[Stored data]
= = = = =

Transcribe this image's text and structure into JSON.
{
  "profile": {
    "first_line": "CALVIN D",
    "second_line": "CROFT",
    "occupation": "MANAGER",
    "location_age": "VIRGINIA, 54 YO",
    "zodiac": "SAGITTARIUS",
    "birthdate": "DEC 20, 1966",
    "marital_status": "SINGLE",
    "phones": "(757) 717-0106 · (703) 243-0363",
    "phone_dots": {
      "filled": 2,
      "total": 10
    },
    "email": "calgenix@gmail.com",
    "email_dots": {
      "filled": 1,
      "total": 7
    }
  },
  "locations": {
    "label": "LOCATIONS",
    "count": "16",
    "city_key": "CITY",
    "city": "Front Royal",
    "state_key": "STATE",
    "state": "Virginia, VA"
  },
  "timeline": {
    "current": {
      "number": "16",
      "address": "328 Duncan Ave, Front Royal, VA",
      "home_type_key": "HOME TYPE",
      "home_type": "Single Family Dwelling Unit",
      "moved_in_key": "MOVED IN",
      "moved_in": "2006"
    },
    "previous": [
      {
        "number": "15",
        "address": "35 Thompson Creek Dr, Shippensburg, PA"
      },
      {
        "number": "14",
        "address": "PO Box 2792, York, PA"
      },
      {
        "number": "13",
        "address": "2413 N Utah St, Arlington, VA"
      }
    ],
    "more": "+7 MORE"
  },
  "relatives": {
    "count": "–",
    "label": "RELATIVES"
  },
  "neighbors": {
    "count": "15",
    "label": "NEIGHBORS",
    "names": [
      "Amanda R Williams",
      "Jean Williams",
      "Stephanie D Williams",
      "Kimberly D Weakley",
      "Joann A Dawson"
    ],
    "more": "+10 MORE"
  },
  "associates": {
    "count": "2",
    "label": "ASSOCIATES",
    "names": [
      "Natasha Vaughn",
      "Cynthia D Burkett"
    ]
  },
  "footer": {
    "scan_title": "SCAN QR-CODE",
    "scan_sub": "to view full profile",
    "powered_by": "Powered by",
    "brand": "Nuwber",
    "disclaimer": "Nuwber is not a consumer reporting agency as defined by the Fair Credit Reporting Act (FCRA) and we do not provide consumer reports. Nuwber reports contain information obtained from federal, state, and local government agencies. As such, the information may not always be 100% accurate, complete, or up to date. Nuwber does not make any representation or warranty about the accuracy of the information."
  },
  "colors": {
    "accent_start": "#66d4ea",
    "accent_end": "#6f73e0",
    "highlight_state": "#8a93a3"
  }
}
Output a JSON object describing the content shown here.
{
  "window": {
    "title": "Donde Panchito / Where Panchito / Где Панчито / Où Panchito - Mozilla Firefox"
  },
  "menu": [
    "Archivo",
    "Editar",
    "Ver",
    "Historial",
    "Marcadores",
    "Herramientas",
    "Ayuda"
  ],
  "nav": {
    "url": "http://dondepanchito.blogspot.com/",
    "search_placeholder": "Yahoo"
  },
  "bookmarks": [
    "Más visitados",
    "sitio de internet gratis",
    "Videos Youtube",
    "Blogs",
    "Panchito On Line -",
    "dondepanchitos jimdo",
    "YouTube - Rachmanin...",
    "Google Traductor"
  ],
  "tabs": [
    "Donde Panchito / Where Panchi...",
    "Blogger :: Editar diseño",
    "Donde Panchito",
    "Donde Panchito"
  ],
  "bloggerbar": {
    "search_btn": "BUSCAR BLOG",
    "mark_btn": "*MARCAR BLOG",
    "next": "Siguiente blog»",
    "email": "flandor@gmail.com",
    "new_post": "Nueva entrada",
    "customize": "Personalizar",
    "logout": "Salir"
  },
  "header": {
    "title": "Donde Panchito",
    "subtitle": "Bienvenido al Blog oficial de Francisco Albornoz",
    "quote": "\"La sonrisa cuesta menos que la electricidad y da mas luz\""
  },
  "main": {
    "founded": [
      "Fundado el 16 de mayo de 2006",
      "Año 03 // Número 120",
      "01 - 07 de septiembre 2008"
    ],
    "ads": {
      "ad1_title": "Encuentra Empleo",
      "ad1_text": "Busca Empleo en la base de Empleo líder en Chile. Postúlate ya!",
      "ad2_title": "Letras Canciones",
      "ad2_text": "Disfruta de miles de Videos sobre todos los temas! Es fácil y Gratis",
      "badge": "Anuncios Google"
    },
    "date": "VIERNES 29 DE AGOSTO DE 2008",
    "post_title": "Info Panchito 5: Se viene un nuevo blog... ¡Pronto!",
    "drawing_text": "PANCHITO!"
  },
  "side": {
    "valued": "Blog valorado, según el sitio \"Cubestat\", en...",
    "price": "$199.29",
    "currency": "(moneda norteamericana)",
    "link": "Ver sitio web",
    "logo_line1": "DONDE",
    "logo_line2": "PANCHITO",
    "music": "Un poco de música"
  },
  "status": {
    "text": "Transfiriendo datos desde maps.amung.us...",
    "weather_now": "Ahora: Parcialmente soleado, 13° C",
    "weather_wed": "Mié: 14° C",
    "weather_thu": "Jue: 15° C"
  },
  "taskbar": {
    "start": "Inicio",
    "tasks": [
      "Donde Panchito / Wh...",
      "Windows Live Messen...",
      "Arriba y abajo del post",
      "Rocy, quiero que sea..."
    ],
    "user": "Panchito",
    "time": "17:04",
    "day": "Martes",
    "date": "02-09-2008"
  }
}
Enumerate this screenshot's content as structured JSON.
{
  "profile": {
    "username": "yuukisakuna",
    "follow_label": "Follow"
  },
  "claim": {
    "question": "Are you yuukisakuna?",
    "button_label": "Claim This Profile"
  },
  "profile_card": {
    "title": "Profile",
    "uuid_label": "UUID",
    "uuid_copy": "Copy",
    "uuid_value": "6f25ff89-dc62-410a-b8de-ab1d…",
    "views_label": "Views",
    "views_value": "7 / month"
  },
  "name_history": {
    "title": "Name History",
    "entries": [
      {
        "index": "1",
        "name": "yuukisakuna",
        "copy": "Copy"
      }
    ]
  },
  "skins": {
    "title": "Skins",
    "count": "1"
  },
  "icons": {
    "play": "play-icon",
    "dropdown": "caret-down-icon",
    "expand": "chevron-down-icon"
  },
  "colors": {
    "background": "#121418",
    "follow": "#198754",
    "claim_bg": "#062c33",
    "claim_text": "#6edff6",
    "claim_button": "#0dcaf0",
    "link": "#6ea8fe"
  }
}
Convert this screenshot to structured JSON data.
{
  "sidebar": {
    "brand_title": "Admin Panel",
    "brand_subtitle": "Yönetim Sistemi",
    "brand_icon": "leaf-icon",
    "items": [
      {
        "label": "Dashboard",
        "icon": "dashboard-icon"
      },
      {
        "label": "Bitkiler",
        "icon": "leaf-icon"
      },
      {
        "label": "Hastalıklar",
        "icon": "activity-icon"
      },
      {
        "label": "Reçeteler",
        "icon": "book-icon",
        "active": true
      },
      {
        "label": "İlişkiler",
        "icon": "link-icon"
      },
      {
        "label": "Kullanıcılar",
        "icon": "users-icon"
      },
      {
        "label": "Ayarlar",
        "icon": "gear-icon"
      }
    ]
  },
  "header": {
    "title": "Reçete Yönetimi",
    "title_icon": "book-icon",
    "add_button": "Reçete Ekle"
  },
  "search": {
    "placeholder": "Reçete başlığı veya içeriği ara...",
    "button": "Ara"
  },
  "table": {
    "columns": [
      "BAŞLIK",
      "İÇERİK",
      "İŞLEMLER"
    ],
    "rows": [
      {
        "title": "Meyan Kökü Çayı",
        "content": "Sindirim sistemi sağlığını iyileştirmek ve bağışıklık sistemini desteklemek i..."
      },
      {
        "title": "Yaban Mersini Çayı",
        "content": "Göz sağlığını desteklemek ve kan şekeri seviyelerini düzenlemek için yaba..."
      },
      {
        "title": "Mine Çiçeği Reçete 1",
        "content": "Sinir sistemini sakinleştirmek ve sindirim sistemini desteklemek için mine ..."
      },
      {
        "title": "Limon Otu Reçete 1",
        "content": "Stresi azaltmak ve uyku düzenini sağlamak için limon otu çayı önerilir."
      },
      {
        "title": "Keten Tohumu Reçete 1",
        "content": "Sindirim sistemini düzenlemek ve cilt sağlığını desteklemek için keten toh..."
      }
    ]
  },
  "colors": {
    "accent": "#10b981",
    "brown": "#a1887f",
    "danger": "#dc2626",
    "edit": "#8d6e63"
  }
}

= = = = =

| Given problem |
Filter the records, keeping only lines that contain "count", and show those lines.

| Solution to this task |
    "count": "16",
    "count": "–",
    "count": "15",
    "count": "2",
    "count": "1"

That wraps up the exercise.